Problem description ->
Report, word for word, every line of the material that contains "местного".

====================

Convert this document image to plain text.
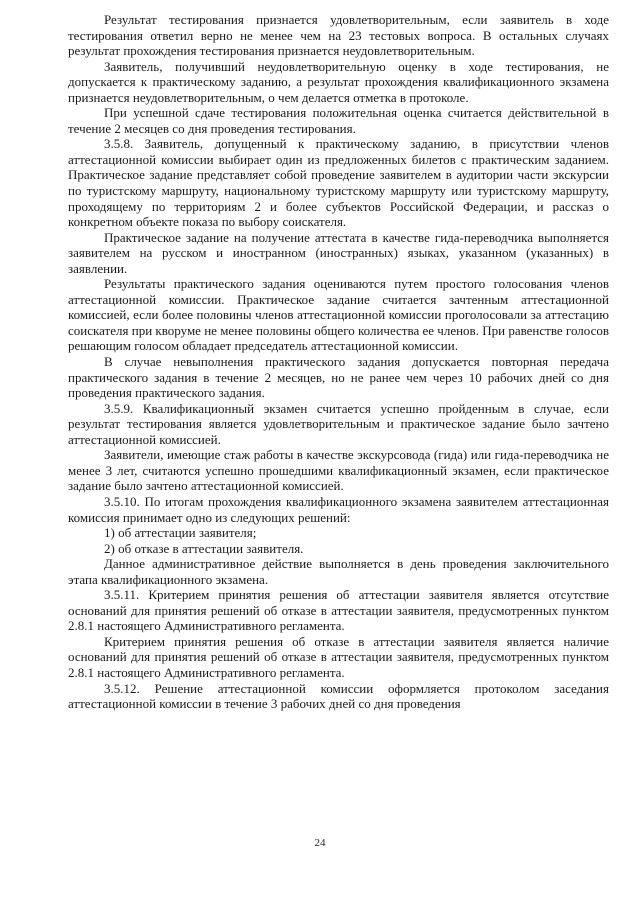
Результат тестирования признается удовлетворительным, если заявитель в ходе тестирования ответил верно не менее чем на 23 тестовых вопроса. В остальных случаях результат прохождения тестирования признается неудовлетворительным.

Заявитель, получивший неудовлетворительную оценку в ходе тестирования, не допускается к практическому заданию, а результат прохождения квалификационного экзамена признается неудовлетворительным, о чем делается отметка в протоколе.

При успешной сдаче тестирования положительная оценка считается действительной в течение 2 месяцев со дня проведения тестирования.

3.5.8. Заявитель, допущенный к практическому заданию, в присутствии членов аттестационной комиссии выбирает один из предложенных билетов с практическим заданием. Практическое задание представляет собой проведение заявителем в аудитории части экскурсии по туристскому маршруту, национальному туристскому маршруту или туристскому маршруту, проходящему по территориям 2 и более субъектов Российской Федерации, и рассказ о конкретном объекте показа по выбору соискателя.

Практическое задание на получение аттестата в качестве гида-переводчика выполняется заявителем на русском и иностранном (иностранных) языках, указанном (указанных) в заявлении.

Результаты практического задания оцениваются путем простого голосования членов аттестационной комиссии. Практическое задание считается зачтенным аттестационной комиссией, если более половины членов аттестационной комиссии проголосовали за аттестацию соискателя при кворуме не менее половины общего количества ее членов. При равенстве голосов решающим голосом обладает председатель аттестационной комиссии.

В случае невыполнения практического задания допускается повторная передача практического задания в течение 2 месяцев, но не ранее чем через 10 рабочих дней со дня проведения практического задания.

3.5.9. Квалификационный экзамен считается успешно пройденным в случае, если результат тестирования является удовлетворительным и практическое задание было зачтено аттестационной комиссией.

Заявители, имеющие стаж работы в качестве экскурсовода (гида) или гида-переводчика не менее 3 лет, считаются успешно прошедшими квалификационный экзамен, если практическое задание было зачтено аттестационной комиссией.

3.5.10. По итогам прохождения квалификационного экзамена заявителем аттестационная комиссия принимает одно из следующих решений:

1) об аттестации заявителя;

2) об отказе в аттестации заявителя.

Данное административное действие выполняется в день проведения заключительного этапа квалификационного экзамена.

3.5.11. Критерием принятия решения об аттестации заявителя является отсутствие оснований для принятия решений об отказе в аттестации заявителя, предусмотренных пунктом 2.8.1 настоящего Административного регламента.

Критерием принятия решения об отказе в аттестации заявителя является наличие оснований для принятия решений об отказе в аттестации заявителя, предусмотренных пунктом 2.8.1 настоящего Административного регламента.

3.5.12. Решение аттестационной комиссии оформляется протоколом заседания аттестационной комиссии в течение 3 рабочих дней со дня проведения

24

====================

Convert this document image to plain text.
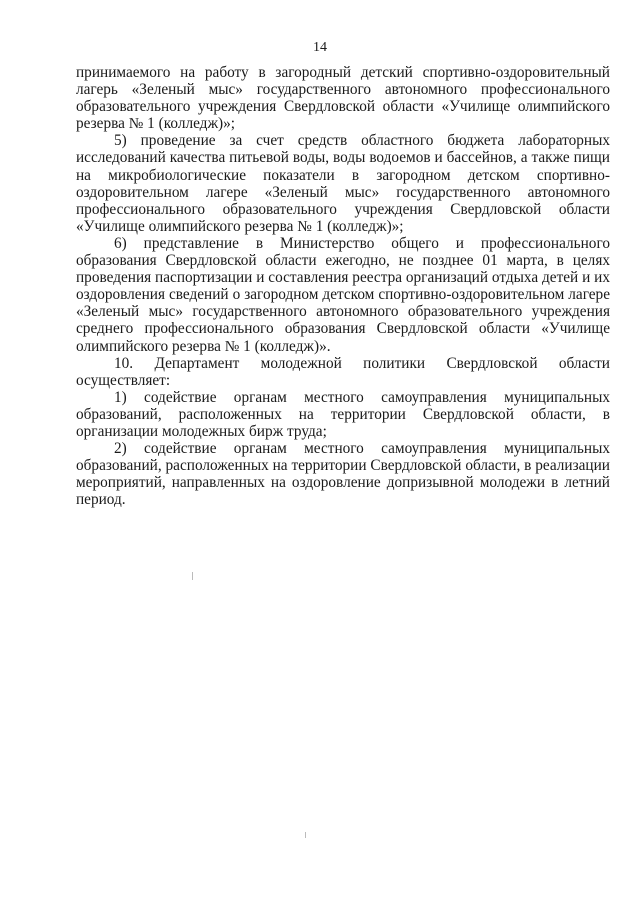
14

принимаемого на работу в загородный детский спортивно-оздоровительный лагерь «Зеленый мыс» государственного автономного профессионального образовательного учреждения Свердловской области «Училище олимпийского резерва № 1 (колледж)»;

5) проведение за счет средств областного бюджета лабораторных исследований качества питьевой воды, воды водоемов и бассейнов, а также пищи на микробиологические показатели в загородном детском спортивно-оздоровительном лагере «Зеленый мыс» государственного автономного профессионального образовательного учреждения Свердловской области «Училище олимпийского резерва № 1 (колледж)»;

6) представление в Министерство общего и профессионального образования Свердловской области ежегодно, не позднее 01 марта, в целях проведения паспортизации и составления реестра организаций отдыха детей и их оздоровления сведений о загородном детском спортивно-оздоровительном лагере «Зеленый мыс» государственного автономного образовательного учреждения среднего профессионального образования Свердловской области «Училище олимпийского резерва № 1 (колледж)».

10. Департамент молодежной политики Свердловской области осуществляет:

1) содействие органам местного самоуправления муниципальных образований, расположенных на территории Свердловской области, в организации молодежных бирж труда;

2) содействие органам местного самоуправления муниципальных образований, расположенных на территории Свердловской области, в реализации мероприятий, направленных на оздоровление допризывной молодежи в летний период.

====================

Expected answer ->
1) содействие органам местного самоуправления муниципальных образований, расположенных на территории Свердловской области, в организации молодежных бирж труда;
2) содействие органам местного самоуправления муниципальных образований, расположенных на территории Свердловской области, в реализации мероприятий, направленных на оздоровление допризывной молодежи в летний период.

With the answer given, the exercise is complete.